Data entries for graphics

_ _ _ _

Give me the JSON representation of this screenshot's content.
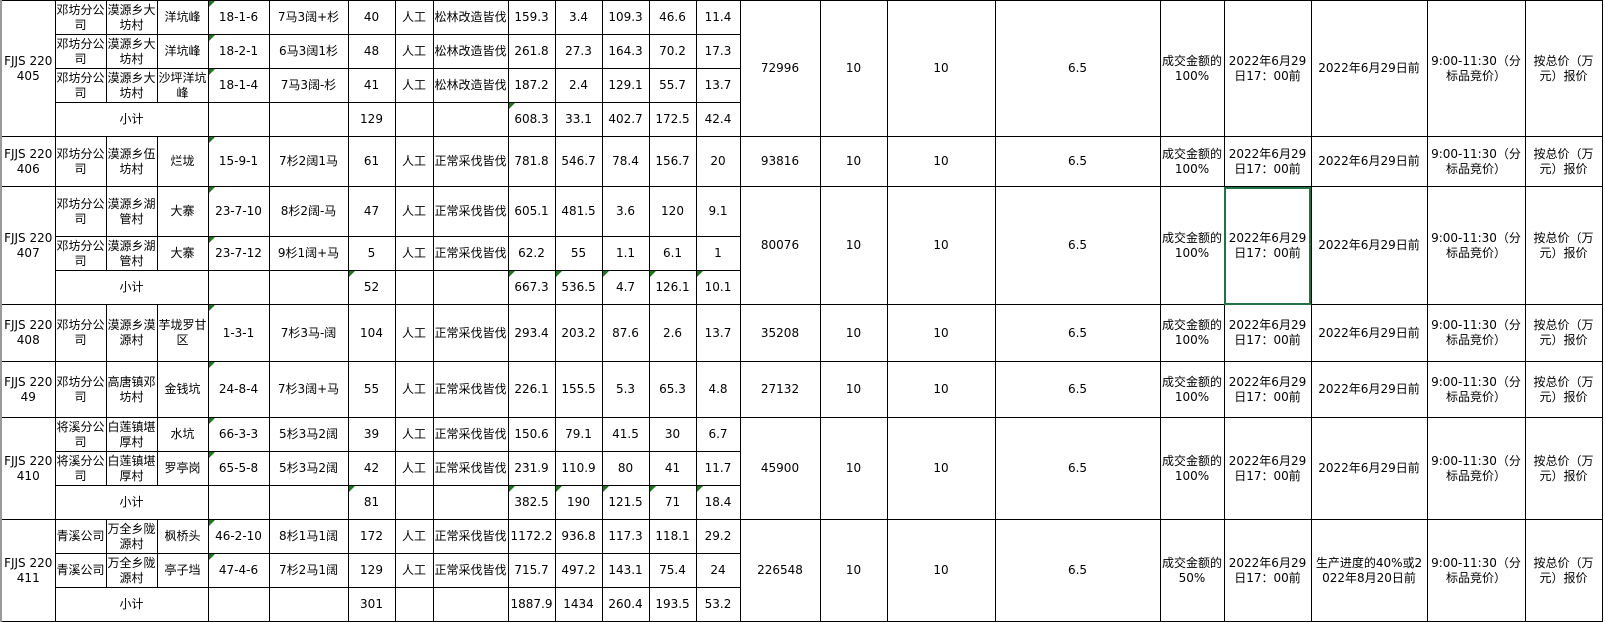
{
  "sheet": {
    "subtotal_label": "小计",
    "selected_accent": "#217346",
    "groups": [
      {
        "id": "FJJS 220405",
        "price": "72996",
        "col_a": "10",
        "col_b": "10",
        "col_c": "6.5",
        "deposit": "成交金额的100%",
        "payment_deadline": "2022年6月29日17：00前",
        "delivery_deadline": "2022年6月29日前",
        "bid_time": "9:00-11:30（分标品竞价）",
        "bid_method": "按总价（万元）报价",
        "rows": [
          {
            "company": "邓坊分公司",
            "town": "漠源乡大坊村",
            "site": "洋坑峰",
            "code": "18-1-6",
            "composition": "7马3阔+杉",
            "area": "40",
            "method": "人工",
            "type": "松林改造皆伐",
            "v1": "159.3",
            "v2": "3.4",
            "v3": "109.3",
            "v4": "46.6",
            "v5": "11.4"
          },
          {
            "company": "邓坊分公司",
            "town": "漠源乡大坊村",
            "site": "洋坑峰",
            "code": "18-2-1",
            "composition": "6马3阔1杉",
            "area": "48",
            "method": "人工",
            "type": "松林改造皆伐",
            "v1": "261.8",
            "v2": "27.3",
            "v3": "164.3",
            "v4": "70.2",
            "v5": "17.3"
          },
          {
            "company": "邓坊分公司",
            "town": "漠源乡大坊村",
            "site": "沙坪洋坑峰",
            "code": "18-1-4",
            "composition": "7马3阔-杉",
            "area": "41",
            "method": "人工",
            "type": "松林改造皆伐",
            "v1": "187.2",
            "v2": "2.4",
            "v3": "129.1",
            "v4": "55.7",
            "v5": "13.7"
          }
        ],
        "subtotal": {
          "area": "129",
          "v1": "608.3",
          "v2": "33.1",
          "v3": "402.7",
          "v4": "172.5",
          "v5": "42.4"
        }
      },
      {
        "id": "FJJS 220406",
        "price": "93816",
        "col_a": "10",
        "col_b": "10",
        "col_c": "6.5",
        "deposit": "成交金额的100%",
        "payment_deadline": "2022年6月29日17：00前",
        "delivery_deadline": "2022年6月29日前",
        "bid_time": "9:00-11:30（分标品竞价）",
        "bid_method": "按总价（万元）报价",
        "rows": [
          {
            "company": "邓坊分公司",
            "town": "漠源乡伍坊村",
            "site": "烂垅",
            "code": "15-9-1",
            "composition": "7杉2阔1马",
            "area": "61",
            "method": "人工",
            "type": "正常采伐皆伐",
            "v1": "781.8",
            "v2": "546.7",
            "v3": "78.4",
            "v4": "156.7",
            "v5": "20"
          }
        ]
      },
      {
        "id": "FJJS 220407",
        "price": "80076",
        "col_a": "10",
        "col_b": "10",
        "col_c": "6.5",
        "deposit": "成交金额的100%",
        "payment_deadline": "2022年6月29日17：00前",
        "delivery_deadline": "2022年6月29日前",
        "bid_time": "9:00-11:30（分标品竞价）",
        "bid_method": "按总价（万元）报价",
        "rows": [
          {
            "company": "邓坊分公司",
            "town": "漠源乡湖管村",
            "site": "大寨",
            "code": "23-7-10",
            "composition": "8杉2阔-马",
            "area": "47",
            "method": "人工",
            "type": "正常采伐皆伐",
            "v1": "605.1",
            "v2": "481.5",
            "v3": "3.6",
            "v4": "120",
            "v5": "9.1"
          },
          {
            "company": "邓坊分公司",
            "town": "漠源乡湖管村",
            "site": "大寨",
            "code": "23-7-12",
            "composition": "9杉1阔+马",
            "area": "5",
            "method": "人工",
            "type": "正常采伐皆伐",
            "v1": "62.2",
            "v2": "55",
            "v3": "1.1",
            "v4": "6.1",
            "v5": "1"
          }
        ],
        "subtotal": {
          "area": "52",
          "v1": "667.3",
          "v2": "536.5",
          "v3": "4.7",
          "v4": "126.1",
          "v5": "10.1"
        }
      },
      {
        "id": "FJJS 220408",
        "price": "35208",
        "col_a": "10",
        "col_b": "10",
        "col_c": "6.5",
        "deposit": "成交金额的100%",
        "payment_deadline": "2022年6月29日17：00前",
        "delivery_deadline": "2022年6月29日前",
        "bid_time": "9:00-11:30（分标品竞价）",
        "bid_method": "按总价（万元）报价",
        "rows": [
          {
            "company": "邓坊分公司",
            "town": "漠源乡漠源村",
            "site": "芋垅罗甘区",
            "code": "1-3-1",
            "composition": "7杉3马-阔",
            "area": "104",
            "method": "人工",
            "type": "正常采伐皆伐",
            "v1": "293.4",
            "v2": "203.2",
            "v3": "87.6",
            "v4": "2.6",
            "v5": "13.7"
          }
        ]
      },
      {
        "id": "FJJS 22049",
        "price": "27132",
        "col_a": "10",
        "col_b": "10",
        "col_c": "6.5",
        "deposit": "成交金额的100%",
        "payment_deadline": "2022年6月29日17：00前",
        "delivery_deadline": "2022年6月29日前",
        "bid_time": "9:00-11:30（分标品竞价）",
        "bid_method": "按总价（万元）报价",
        "rows": [
          {
            "company": "邓坊分公司",
            "town": "高唐镇邓坊村",
            "site": "金钱坑",
            "code": "24-8-4",
            "composition": "7杉3阔+马",
            "area": "55",
            "method": "人工",
            "type": "正常采伐皆伐",
            "v1": "226.1",
            "v2": "155.5",
            "v3": "5.3",
            "v4": "65.3",
            "v5": "4.8"
          }
        ]
      },
      {
        "id": "FJJS 220410",
        "price": "45900",
        "col_a": "10",
        "col_b": "10",
        "col_c": "6.5",
        "deposit": "成交金额的100%",
        "payment_deadline": "2022年6月29日17：00前",
        "delivery_deadline": "2022年6月29日前",
        "bid_time": "9:00-11:30（分标品竞价）",
        "bid_method": "按总价（万元）报价",
        "rows": [
          {
            "company": "将溪分公司",
            "town": "白莲镇堪厚村",
            "site": "水坑",
            "code": "66-3-3",
            "composition": "5杉3马2阔",
            "area": "39",
            "method": "人工",
            "type": "正常采伐皆伐",
            "v1": "150.6",
            "v2": "79.1",
            "v3": "41.5",
            "v4": "30",
            "v5": "6.7"
          },
          {
            "company": "将溪分公司",
            "town": "白莲镇堪厚村",
            "site": "罗亭岗",
            "code": "65-5-8",
            "composition": "5杉3马2阔",
            "area": "42",
            "method": "人工",
            "type": "正常采伐皆伐",
            "v1": "231.9",
            "v2": "110.9",
            "v3": "80",
            "v4": "41",
            "v5": "11.7"
          }
        ],
        "subtotal": {
          "area": "81",
          "v1": "382.5",
          "v2": "190",
          "v3": "121.5",
          "v4": "71",
          "v5": "18.4"
        }
      },
      {
        "id": "FJJS 220411",
        "price": "226548",
        "col_a": "10",
        "col_b": "10",
        "col_c": "6.5",
        "deposit": "成交金额的50%",
        "payment_deadline": "2022年6月29日17：00前",
        "delivery_deadline": "生产进度的40%或2022年8月20日前",
        "bid_time": "9:00-11:30（分标品竞价）",
        "bid_method": "按总价（万元）报价",
        "rows": [
          {
            "company": "青溪公司",
            "town": "万全乡陇源村",
            "site": "枫桥头",
            "code": "46-2-10",
            "composition": "8杉1马1阔",
            "area": "172",
            "method": "人工",
            "type": "正常采伐皆伐",
            "v1": "1172.2",
            "v2": "936.8",
            "v3": "117.3",
            "v4": "118.1",
            "v5": "29.2"
          },
          {
            "company": "青溪公司",
            "town": "万全乡陇源村",
            "site": "亭子垱",
            "code": "47-4-6",
            "composition": "7杉2马1阔",
            "area": "129",
            "method": "人工",
            "type": "正常采伐皆伐",
            "v1": "715.7",
            "v2": "497.2",
            "v3": "143.1",
            "v4": "75.4",
            "v5": "24"
          }
        ],
        "subtotal": {
          "area": "301",
          "v1": "1887.9",
          "v2": "1434",
          "v3": "260.4",
          "v4": "193.5",
          "v5": "53.2"
        }
      }
    ]
  }
}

_ _ _ _

▶ **Task**:
Where a line holds "FJJS", copy it out.

▶ **Solution to this problem**:
        "id": "FJJS 220405",
        "id": "FJJS 220406",
        "id": "FJJS 220407",
        "id": "FJJS 220408",
        "id": "FJJS 22049",
        "id": "FJJS 220410",
        "id": "FJJS 220411",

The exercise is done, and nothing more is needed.